▶ [Description of the task] Extract every row below that contains the word "Please". Uppercase and lowercase letters must match.
==== Record list
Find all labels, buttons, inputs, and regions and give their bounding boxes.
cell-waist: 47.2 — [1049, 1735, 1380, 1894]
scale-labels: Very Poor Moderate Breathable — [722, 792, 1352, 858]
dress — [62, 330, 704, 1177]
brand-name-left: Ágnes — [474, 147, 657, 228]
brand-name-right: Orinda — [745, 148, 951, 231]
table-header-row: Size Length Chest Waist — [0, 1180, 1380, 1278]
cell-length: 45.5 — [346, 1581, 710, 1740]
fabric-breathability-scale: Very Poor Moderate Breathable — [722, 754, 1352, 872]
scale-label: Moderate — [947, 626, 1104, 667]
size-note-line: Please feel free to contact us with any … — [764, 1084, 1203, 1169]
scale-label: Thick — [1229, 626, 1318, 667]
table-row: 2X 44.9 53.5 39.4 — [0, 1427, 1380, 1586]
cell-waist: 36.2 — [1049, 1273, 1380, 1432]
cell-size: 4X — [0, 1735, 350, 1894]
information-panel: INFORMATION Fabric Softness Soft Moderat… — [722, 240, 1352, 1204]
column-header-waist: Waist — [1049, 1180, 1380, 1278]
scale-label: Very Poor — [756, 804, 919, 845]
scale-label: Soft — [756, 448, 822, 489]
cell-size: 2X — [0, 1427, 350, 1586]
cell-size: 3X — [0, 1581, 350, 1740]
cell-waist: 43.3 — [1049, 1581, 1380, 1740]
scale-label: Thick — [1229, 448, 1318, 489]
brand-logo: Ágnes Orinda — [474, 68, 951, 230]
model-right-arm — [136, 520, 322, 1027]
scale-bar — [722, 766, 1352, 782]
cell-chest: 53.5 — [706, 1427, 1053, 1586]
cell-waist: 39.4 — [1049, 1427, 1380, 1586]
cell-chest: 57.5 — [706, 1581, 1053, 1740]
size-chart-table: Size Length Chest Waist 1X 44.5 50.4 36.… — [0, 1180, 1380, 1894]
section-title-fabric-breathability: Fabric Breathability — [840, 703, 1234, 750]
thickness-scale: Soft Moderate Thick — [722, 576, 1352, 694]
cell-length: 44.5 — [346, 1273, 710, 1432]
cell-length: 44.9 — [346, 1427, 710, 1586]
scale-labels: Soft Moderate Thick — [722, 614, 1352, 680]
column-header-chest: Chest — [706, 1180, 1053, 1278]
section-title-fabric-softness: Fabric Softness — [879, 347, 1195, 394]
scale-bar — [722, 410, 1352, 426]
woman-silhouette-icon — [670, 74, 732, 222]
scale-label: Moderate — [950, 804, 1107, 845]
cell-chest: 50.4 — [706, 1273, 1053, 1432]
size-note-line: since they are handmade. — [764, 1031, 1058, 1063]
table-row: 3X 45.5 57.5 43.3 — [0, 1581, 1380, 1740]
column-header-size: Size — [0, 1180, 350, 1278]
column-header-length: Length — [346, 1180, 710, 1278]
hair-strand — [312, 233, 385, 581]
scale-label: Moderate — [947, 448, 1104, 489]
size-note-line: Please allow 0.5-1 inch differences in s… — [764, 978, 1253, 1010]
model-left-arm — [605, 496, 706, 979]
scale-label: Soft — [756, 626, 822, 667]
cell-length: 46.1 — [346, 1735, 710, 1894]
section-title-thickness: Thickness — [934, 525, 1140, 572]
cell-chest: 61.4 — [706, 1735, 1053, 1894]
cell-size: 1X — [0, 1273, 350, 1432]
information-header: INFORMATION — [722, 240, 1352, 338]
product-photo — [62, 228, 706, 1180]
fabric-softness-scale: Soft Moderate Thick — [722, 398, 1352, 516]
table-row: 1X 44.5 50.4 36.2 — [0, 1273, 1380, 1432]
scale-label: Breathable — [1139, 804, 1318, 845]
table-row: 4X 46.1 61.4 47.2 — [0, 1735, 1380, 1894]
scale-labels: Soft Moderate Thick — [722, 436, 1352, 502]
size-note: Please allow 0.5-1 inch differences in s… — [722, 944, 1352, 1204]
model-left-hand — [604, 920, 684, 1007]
========
▶ [Response to this exercise]
size-note-line: Please feel free to contact us with any … — [764, 1084, 1203, 1169]
size-note-line: Please allow 0.5-1 inch differences in s… — [764, 978, 1253, 1010]
size-note: Please allow 0.5-1 inch differences in s… — [722, 944, 1352, 1204]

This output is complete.